►

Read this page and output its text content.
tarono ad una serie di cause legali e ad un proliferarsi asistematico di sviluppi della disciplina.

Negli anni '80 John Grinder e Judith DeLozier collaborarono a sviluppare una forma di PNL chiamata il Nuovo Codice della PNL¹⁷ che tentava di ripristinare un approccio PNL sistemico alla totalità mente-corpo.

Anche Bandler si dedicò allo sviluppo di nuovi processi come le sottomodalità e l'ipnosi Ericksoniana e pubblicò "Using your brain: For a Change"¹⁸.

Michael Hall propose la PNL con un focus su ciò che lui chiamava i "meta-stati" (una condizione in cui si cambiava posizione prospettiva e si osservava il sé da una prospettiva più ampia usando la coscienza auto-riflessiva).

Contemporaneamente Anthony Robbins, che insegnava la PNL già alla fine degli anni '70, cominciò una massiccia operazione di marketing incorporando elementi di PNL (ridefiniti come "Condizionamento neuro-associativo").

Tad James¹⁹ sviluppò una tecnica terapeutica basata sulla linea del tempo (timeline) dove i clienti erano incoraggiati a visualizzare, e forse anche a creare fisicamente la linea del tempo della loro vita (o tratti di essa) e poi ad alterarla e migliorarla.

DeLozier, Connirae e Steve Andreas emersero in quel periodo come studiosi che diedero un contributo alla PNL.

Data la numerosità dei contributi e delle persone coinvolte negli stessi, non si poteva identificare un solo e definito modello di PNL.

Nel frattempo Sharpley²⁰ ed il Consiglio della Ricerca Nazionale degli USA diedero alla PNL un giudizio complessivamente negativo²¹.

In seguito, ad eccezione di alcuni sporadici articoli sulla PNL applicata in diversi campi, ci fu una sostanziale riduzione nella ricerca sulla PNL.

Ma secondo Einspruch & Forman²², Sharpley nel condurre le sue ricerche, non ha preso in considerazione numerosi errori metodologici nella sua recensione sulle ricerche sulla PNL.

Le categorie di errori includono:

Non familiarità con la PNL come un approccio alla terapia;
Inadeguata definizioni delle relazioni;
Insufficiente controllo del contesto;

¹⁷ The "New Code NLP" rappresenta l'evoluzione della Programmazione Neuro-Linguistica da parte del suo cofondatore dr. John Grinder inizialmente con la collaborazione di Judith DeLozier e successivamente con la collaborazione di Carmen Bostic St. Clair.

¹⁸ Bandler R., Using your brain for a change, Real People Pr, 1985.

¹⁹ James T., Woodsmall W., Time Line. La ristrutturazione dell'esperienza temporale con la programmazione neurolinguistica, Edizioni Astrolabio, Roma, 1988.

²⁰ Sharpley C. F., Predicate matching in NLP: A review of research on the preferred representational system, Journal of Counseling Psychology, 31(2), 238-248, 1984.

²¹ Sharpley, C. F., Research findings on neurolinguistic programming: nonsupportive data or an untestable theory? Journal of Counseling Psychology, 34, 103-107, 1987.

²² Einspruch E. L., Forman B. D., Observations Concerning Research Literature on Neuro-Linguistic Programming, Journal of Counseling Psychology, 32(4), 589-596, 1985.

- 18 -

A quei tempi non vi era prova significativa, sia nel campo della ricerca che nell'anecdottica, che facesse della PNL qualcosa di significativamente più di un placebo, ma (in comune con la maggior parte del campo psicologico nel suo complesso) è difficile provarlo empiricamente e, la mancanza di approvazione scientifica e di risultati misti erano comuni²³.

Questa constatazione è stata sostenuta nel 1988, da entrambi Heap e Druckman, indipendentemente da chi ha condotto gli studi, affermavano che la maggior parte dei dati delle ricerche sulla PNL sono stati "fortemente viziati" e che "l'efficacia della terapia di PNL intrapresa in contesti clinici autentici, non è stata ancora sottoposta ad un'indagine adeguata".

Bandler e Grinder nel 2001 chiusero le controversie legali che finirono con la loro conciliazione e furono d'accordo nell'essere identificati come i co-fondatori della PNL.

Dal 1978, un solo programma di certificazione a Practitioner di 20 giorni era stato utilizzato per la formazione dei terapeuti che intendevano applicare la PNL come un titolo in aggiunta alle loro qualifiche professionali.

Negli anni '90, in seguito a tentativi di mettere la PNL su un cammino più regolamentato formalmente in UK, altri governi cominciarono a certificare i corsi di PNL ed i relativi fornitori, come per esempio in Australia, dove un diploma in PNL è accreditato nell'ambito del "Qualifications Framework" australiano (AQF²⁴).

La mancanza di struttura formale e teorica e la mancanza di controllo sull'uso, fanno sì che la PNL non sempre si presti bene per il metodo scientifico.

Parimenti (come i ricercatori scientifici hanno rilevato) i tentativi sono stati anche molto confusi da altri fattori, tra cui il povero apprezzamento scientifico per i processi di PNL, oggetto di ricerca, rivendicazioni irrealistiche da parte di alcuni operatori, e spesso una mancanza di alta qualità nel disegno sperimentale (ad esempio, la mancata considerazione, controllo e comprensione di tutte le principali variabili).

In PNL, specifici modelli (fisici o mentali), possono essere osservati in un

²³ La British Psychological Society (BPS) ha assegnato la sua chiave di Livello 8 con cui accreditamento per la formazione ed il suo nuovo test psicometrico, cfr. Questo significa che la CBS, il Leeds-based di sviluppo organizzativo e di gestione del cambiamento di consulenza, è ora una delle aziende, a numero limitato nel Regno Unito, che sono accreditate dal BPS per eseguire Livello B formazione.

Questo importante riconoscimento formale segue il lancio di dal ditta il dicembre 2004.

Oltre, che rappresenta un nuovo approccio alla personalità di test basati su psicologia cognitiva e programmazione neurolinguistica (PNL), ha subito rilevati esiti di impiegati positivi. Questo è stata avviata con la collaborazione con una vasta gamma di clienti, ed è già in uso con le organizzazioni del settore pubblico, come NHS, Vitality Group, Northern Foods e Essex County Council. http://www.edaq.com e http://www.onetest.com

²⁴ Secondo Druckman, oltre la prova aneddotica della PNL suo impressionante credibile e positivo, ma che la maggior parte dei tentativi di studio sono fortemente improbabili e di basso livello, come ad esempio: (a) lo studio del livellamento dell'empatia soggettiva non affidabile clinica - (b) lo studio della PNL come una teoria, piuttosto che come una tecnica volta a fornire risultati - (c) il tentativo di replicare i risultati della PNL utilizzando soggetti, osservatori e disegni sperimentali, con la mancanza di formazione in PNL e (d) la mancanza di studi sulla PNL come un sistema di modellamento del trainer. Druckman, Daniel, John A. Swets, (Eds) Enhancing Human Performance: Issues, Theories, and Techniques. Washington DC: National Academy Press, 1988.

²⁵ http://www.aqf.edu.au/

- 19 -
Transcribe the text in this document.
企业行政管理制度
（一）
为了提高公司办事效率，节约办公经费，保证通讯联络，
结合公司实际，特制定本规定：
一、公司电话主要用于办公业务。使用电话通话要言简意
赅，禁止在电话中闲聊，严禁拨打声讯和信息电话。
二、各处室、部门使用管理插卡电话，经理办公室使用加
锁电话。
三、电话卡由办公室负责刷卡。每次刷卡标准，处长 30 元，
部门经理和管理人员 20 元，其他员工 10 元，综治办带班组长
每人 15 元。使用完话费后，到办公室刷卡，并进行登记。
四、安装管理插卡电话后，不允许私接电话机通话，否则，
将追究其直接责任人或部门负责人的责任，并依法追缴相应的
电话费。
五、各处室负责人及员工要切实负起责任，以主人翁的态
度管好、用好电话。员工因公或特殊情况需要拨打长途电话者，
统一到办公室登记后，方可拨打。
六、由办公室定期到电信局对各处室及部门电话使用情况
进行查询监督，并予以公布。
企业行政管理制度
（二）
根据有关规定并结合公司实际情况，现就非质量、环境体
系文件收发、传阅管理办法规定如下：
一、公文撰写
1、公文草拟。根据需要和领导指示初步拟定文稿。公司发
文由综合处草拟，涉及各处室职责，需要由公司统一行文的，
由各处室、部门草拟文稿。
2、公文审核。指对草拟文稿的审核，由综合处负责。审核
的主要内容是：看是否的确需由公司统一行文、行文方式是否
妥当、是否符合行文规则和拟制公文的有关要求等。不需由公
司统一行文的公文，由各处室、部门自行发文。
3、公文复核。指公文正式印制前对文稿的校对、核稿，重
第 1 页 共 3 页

◄

## Problem to solve
Return each line that includes "sviluppo".

## Answer in full
Anche Bandler si dedicò allo sviluppo di nuovi processi come le sottomodalità e l'ipnosi Ericksoniana e pubblicò "Using your brain: For a Change"¹⁸.
²³ La British Psychological Society (BPS) ha assegnato la sua chiave di Livello 8 con cui accreditamento per la formazione ed il suo nuovo test psicometrico, cfr. Questo significa che la CBS, il Leeds-based di sviluppo organizzativo e di gestione del cambiamento di consulenza, è ora una delle aziende, a numero limitato nel Regno Unito, che sono accreditate dal BPS per eseguire Livello B formazione.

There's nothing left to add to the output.